Excerpt from a dataset:
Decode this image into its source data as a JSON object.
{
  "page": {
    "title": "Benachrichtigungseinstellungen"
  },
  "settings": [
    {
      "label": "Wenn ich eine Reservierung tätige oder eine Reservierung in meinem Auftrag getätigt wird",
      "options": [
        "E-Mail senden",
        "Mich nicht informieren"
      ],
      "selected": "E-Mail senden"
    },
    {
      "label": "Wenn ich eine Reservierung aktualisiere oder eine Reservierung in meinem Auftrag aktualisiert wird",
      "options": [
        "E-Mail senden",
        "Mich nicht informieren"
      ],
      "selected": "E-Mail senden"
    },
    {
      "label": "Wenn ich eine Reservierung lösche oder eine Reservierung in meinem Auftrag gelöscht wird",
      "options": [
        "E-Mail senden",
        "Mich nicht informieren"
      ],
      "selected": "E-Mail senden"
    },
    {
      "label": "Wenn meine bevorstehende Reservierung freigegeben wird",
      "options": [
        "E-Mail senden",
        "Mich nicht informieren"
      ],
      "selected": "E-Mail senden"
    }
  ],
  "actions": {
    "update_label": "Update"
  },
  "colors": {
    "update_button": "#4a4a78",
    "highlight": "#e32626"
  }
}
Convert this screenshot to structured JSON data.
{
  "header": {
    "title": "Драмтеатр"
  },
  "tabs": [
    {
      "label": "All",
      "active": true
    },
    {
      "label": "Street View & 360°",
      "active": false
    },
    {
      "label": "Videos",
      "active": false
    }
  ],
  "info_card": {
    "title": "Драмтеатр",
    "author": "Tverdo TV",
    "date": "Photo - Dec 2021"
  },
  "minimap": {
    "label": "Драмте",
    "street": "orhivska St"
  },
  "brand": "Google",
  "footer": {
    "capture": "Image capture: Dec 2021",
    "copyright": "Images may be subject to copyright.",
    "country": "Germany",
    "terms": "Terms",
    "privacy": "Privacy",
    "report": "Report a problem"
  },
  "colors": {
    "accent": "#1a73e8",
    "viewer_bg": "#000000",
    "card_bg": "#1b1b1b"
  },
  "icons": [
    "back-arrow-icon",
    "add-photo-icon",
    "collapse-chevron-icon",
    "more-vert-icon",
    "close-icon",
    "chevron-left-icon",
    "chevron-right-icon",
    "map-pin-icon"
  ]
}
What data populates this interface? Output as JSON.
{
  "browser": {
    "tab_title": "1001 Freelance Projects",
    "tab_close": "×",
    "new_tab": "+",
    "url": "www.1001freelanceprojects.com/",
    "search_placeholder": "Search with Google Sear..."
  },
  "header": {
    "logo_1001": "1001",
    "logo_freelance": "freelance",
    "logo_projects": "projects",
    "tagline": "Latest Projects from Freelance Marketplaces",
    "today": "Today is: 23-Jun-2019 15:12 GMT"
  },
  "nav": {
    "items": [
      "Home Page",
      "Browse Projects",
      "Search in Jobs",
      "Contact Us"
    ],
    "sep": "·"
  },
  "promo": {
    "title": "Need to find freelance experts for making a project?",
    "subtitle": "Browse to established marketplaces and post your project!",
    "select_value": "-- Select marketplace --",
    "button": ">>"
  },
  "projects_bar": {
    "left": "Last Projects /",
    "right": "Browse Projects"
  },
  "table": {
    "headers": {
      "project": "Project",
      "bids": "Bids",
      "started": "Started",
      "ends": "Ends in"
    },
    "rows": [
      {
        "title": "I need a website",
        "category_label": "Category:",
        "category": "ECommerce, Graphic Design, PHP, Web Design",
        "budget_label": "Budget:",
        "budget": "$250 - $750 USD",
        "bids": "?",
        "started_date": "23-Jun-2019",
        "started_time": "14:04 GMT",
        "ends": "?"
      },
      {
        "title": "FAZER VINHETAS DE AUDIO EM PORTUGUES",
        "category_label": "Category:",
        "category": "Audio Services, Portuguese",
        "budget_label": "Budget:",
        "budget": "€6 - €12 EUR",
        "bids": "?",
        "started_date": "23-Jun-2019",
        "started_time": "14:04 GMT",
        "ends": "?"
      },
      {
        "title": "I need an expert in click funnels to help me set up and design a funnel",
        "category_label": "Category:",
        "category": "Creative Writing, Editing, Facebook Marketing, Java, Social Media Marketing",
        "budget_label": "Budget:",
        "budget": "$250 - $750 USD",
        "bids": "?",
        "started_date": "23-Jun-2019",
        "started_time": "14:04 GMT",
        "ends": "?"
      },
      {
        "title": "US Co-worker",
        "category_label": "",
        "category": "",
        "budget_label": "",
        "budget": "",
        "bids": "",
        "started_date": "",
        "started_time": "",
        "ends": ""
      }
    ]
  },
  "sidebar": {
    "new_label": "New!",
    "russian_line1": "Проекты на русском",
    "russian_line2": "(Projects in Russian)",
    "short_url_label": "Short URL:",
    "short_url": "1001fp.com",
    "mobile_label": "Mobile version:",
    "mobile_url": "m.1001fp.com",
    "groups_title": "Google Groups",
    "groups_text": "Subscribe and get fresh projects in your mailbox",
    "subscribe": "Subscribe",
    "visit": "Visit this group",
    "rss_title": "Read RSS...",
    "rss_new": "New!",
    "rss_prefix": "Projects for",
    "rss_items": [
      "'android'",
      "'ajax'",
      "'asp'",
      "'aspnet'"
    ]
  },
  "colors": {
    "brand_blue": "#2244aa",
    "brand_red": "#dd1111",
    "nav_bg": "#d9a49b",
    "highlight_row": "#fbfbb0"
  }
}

What you will do:
Hand back the material above in full, exactly as written.

Task solution:
Decode this image into its source data as a JSON object.
{
  "page": {
    "title": "Benachrichtigungseinstellungen"
  },
  "settings": [
    {
      "label": "Wenn ich eine Reservierung tätige oder eine Reservierung in meinem Auftrag getätigt wird",
      "options": [
        "E-Mail senden",
        "Mich nicht informieren"
      ],
      "selected": "E-Mail senden"
    },
    {
      "label": "Wenn ich eine Reservierung aktualisiere oder eine Reservierung in meinem Auftrag aktualisiert wird",
      "options": [
        "E-Mail senden",
        "Mich nicht informieren"
      ],
      "selected": "E-Mail senden"
    },
    {
      "label": "Wenn ich eine Reservierung lösche oder eine Reservierung in meinem Auftrag gelöscht wird",
      "options": [
        "E-Mail senden",
        "Mich nicht informieren"
      ],
      "selected": "E-Mail senden"
    },
    {
      "label": "Wenn meine bevorstehende Reservierung freigegeben wird",
      "options": [
        "E-Mail senden",
        "Mich nicht informieren"
      ],
      "selected": "E-Mail senden"
    }
  ],
  "actions": {
    "update_label": "Update"
  },
  "colors": {
    "update_button": "#4a4a78",
    "highlight": "#e32626"
  }
}
Convert this screenshot to structured JSON data.
{
  "header": {
    "title": "Драмтеатр"
  },
  "tabs": [
    {
      "label": "All",
      "active": true
    },
    {
      "label": "Street View & 360°",
      "active": false
    },
    {
      "label": "Videos",
      "active": false
    }
  ],
  "info_card": {
    "title": "Драмтеатр",
    "author": "Tverdo TV",
    "date": "Photo - Dec 2021"
  },
  "minimap": {
    "label": "Драмте",
    "street": "orhivska St"
  },
  "brand": "Google",
  "footer": {
    "capture": "Image capture: Dec 2021",
    "copyright": "Images may be subject to copyright.",
    "country": "Germany",
    "terms": "Terms",
    "privacy": "Privacy",
    "report": "Report a problem"
  },
  "colors": {
    "accent": "#1a73e8",
    "viewer_bg": "#000000",
    "card_bg": "#1b1b1b"
  },
  "icons": [
    "back-arrow-icon",
    "add-photo-icon",
    "collapse-chevron-icon",
    "more-vert-icon",
    "close-icon",
    "chevron-left-icon",
    "chevron-right-icon",
    "map-pin-icon"
  ]
}
What data populates this interface? Output as JSON.
{
  "browser": {
    "tab_title": "1001 Freelance Projects",
    "tab_close": "×",
    "new_tab": "+",
    "url": "www.1001freelanceprojects.com/",
    "search_placeholder": "Search with Google Sear..."
  },
  "header": {
    "logo_1001": "1001",
    "logo_freelance": "freelance",
    "logo_projects": "projects",
    "tagline": "Latest Projects from Freelance Marketplaces",
    "today": "Today is: 23-Jun-2019 15:12 GMT"
  },
  "nav": {
    "items": [
      "Home Page",
      "Browse Projects",
      "Search in Jobs",
      "Contact Us"
    ],
    "sep": "·"
  },
  "promo": {
    "title": "Need to find freelance experts for making a project?",
    "subtitle": "Browse to established marketplaces and post your project!",
    "select_value": "-- Select marketplace --",
    "button": ">>"
  },
  "projects_bar": {
    "left": "Last Projects /",
    "right": "Browse Projects"
  },
  "table": {
    "headers": {
      "project": "Project",
      "bids": "Bids",
      "started": "Started",
      "ends": "Ends in"
    },
    "rows": [
      {
        "title": "I need a website",
        "category_label": "Category:",
        "category": "ECommerce, Graphic Design, PHP, Web Design",
        "budget_label": "Budget:",
        "budget": "$250 - $750 USD",
        "bids": "?",
        "started_date": "23-Jun-2019",
        "started_time": "14:04 GMT",
        "ends": "?"
      },
      {
        "title": "FAZER VINHETAS DE AUDIO EM PORTUGUES",
        "category_label": "Category:",
        "category": "Audio Services, Portuguese",
        "budget_label": "Budget:",
        "budget": "€6 - €12 EUR",
        "bids": "?",
        "started_date": "23-Jun-2019",
        "started_time": "14:04 GMT",
        "ends": "?"
      },
      {
        "title": "I need an expert in click funnels to help me set up and design a funnel",
        "category_label": "Category:",
        "category": "Creative Writing, Editing, Facebook Marketing, Java, Social Media Marketing",
        "budget_label": "Budget:",
        "budget": "$250 - $750 USD",
        "bids": "?",
        "started_date": "23-Jun-2019",
        "started_time": "14:04 GMT",
        "ends": "?"
      },
      {
        "title": "US Co-worker",
        "category_label": "",
        "category": "",
        "budget_label": "",
        "budget": "",
        "bids": "",
        "started_date": "",
        "started_time": "",
        "ends": ""
      }
    ]
  },
  "sidebar": {
    "new_label": "New!",
    "russian_line1": "Проекты на русском",
    "russian_line2": "(Projects in Russian)",
    "short_url_label": "Short URL:",
    "short_url": "1001fp.com",
    "mobile_label": "Mobile version:",
    "mobile_url": "m.1001fp.com",
    "groups_title": "Google Groups",
    "groups_text": "Subscribe and get fresh projects in your mailbox",
    "subscribe": "Subscribe",
    "visit": "Visit this group",
    "rss_title": "Read RSS...",
    "rss_new": "New!",
    "rss_prefix": "Projects for",
    "rss_items": [
      "'android'",
      "'ajax'",
      "'asp'",
      "'aspnet'"
    ]
  },
  "colors": {
    "brand_blue": "#2244aa",
    "brand_red": "#dd1111",
    "nav_bg": "#d9a49b",
    "highlight_row": "#fbfbb0"
  }
}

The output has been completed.